BEGIN RECORD EXTRACTS

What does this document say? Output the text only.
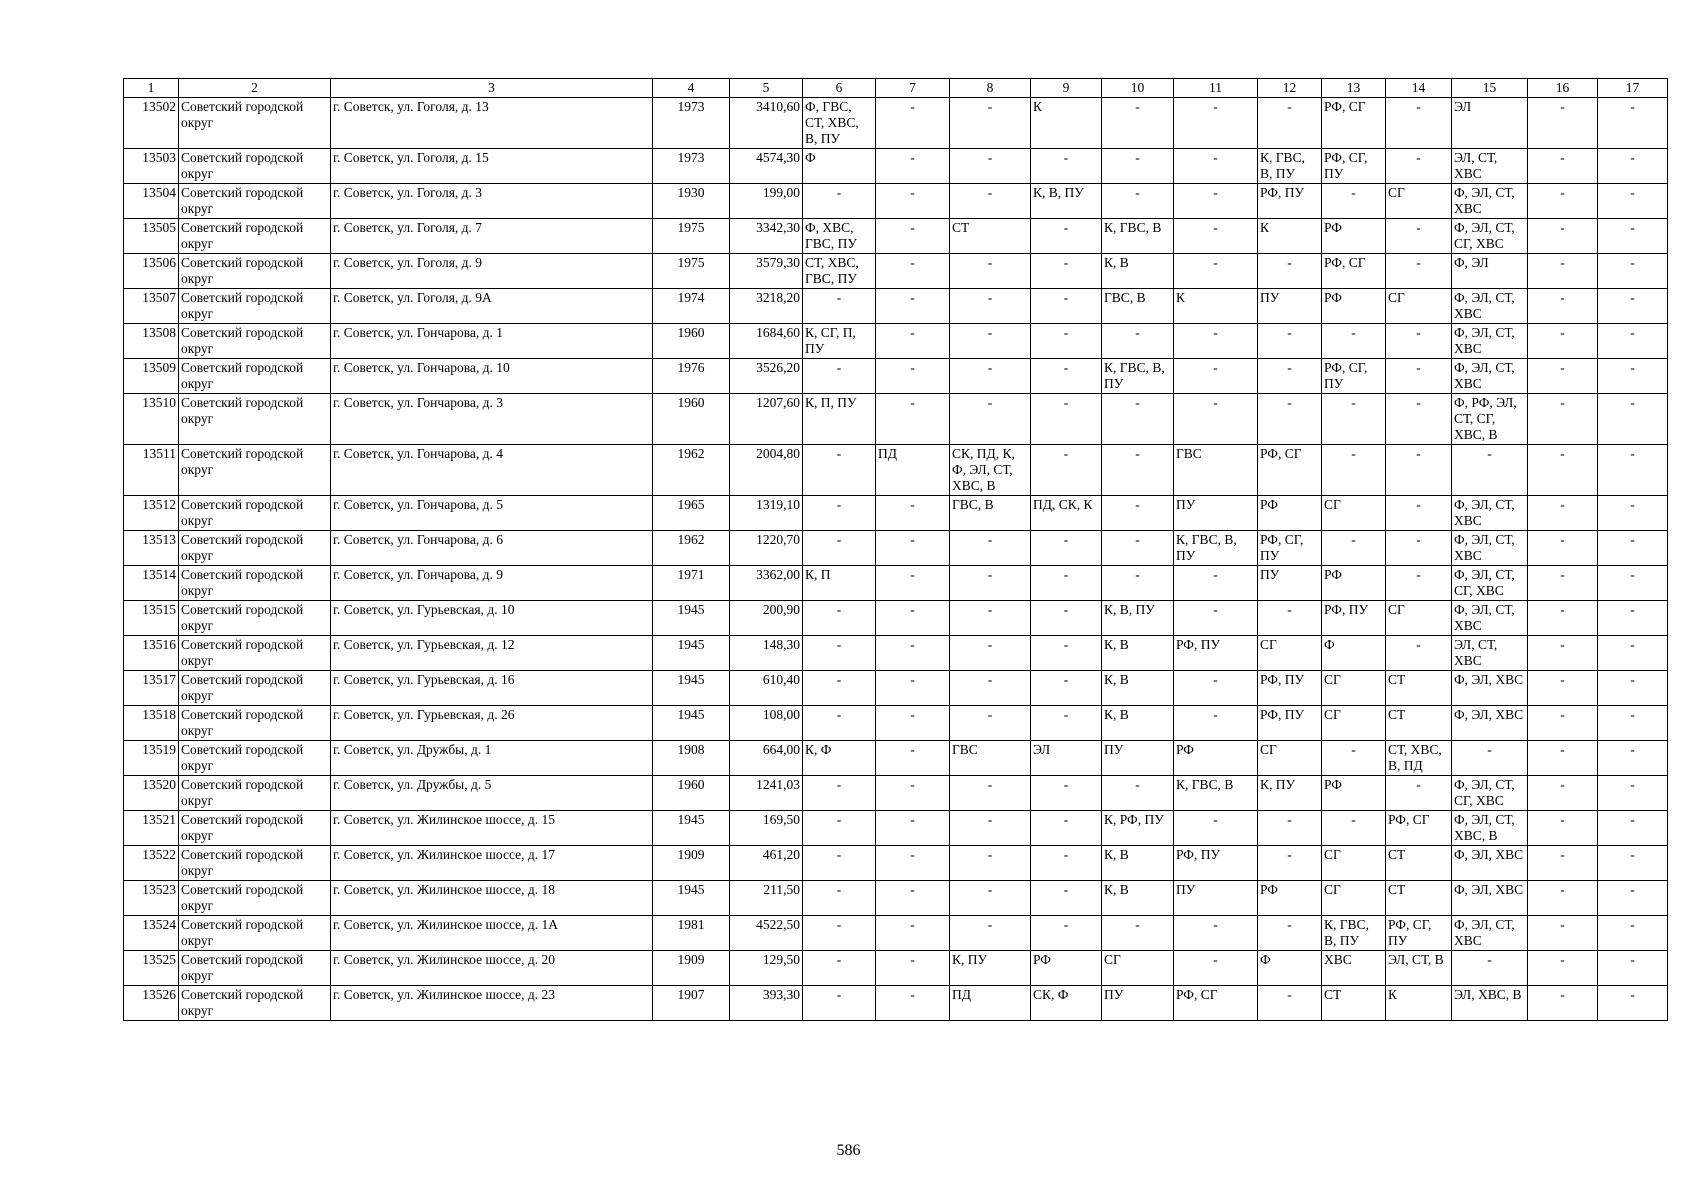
1	2	3	4	5	6	7	8	9	10	11	12	13	14	15	16	17
13502	Советский городской округ	г. Советск, ул. Гоголя, д. 13	1973	3410,60	Ф, ГВС, СТ, ХВС, В, ПУ	-	-	К	-	-	-	РФ, СГ	-	ЭЛ	-	-
13503	Советский городской округ	г. Советск, ул. Гоголя, д. 15	1973	4574,30	Ф	-	-	-	-	-	К, ГВС, В, ПУ	РФ, СГ, ПУ	-	ЭЛ, СТ, ХВС	-	-
13504	Советский городской округ	г. Советск, ул. Гоголя, д. 3	1930	199,00	-	-	-	К, В, ПУ	-	-	РФ, ПУ	-	СГ	Ф, ЭЛ, СТ, ХВС	-	-
13505	Советский городской округ	г. Советск, ул. Гоголя, д. 7	1975	3342,30	Ф, ХВС, ГВС, ПУ	-	СТ	-	К, ГВС, В	-	К	РФ	-	Ф, ЭЛ, СТ, СГ, ХВС	-	-
13506	Советский городской округ	г. Советск, ул. Гоголя, д. 9	1975	3579,30	СТ, ХВС, ГВС, ПУ	-	-	-	К, В	-	-	РФ, СГ	-	Ф, ЭЛ	-	-
13507	Советский городской округ	г. Советск, ул. Гоголя, д. 9А	1974	3218,20	-	-	-	-	ГВС, В	К	ПУ	РФ	СГ	Ф, ЭЛ, СТ, ХВС	-	-
13508	Советский городской округ	г. Советск, ул. Гончарова, д. 1	1960	1684,60	К, СГ, П, ПУ	-	-	-	-	-	-	-	-	Ф, ЭЛ, СТ, ХВС	-	-
13509	Советский городской округ	г. Советск, ул. Гончарова, д. 10	1976	3526,20	-	-	-	-	К, ГВС, В, ПУ	-	-	РФ, СГ, ПУ	-	Ф, ЭЛ, СТ, ХВС	-	-
13510	Советский городской округ	г. Советск, ул. Гончарова, д. 3	1960	1207,60	К, П, ПУ	-	-	-	-	-	-	-	-	Ф, РФ, ЭЛ, СТ, СГ, ХВС, В	-	-
13511	Советский городской округ	г. Советск, ул. Гончарова, д. 4	1962	2004,80	-	ПД	СК, ПД, К, Ф, ЭЛ, СТ, ХВС, В	-	-	ГВС	РФ, СГ	-	-	-	-	-
13512	Советский городской округ	г. Советск, ул. Гончарова, д. 5	1965	1319,10	-	-	ГВС, В	ПД, СК, К	-	ПУ	РФ	СГ	-	Ф, ЭЛ, СТ, ХВС	-	-
13513	Советский городской округ	г. Советск, ул. Гончарова, д. 6	1962	1220,70	-	-	-	-	-	К, ГВС, В, ПУ	РФ, СГ, ПУ	-	-	Ф, ЭЛ, СТ, ХВС	-	-
13514	Советский городской округ	г. Советск, ул. Гончарова, д. 9	1971	3362,00	К, П	-	-	-	-	-	ПУ	РФ	-	Ф, ЭЛ, СТ, СГ, ХВС	-	-
13515	Советский городской округ	г. Советск, ул. Гурьевская, д. 10	1945	200,90	-	-	-	-	К, В, ПУ	-	-	РФ, ПУ	СГ	Ф, ЭЛ, СТ, ХВС	-	-
13516	Советский городской округ	г. Советск, ул. Гурьевская, д. 12	1945	148,30	-	-	-	-	К, В	РФ, ПУ	СГ	Ф	-	ЭЛ, СТ, ХВС	-	-
13517	Советский городской округ	г. Советск, ул. Гурьевская, д. 16	1945	610,40	-	-	-	-	К, В	-	РФ, ПУ	СГ	СТ	Ф, ЭЛ, ХВС	-	-
13518	Советский городской округ	г. Советск, ул. Гурьевская, д. 26	1945	108,00	-	-	-	-	К, В	-	РФ, ПУ	СГ	СТ	Ф, ЭЛ, ХВС	-	-
13519	Советский городской округ	г. Советск, ул. Дружбы, д. 1	1908	664,00	К, Ф	-	ГВС	ЭЛ	ПУ	РФ	СГ	-	СТ, ХВС, В, ПД	-	-	-
13520	Советский городской округ	г. Советск, ул. Дружбы, д. 5	1960	1241,03	-	-	-	-	-	К, ГВС, В	К, ПУ	РФ	-	Ф, ЭЛ, СТ, СГ, ХВС	-	-
13521	Советский городской округ	г. Советск, ул. Жилинское шоссе, д. 15	1945	169,50	-	-	-	-	К, РФ, ПУ	-	-	-	РФ, СГ	Ф, ЭЛ, СТ, ХВС, В	-	-
13522	Советский городской округ	г. Советск, ул. Жилинское шоссе, д. 17	1909	461,20	-	-	-	-	К, В	РФ, ПУ	-	СГ	СТ	Ф, ЭЛ, ХВС	-	-
13523	Советский городской округ	г. Советск, ул. Жилинское шоссе, д. 18	1945	211,50	-	-	-	-	К, В	ПУ	РФ	СГ	СТ	Ф, ЭЛ, ХВС	-	-
13524	Советский городской округ	г. Советск, ул. Жилинское шоссе, д. 1А	1981	4522,50	-	-	-	-	-	-	-	К, ГВС, В, ПУ	РФ, СГ, ПУ	Ф, ЭЛ, СТ, ХВС	-	-
13525	Советский городской округ	г. Советск, ул. Жилинское шоссе, д. 20	1909	129,50	-	-	К, ПУ	РФ	СГ	-	Ф	ХВС	ЭЛ, СТ, В	-	-	-
13526	Советский городской округ	г. Советск, ул. Жилинское шоссе, д. 23	1907	393,30	-	-	ПД	СК, Ф	ПУ	РФ, СГ	-	СТ	К	ЭЛ, ХВС, В	-	-
586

END RECORD EXTRACTS

__SHORT TASK__: Pick out the lines above that hold the string "Дружбы" and show them.

__EXPECTED ANSWER__:
13519	Советский городской округ	г. Советск, ул. Дружбы, д. 1	1908	664,00	К, Ф	-	ГВС	ЭЛ	ПУ	РФ	СГ	-	СТ, ХВС, В, ПД	-	-	-
13520	Советский городской округ	г. Советск, ул. Дружбы, д. 5	1960	1241,03	-	-	-	-	-	К, ГВС, В	К, ПУ	РФ	-	Ф, ЭЛ, СТ, СГ, ХВС	-	-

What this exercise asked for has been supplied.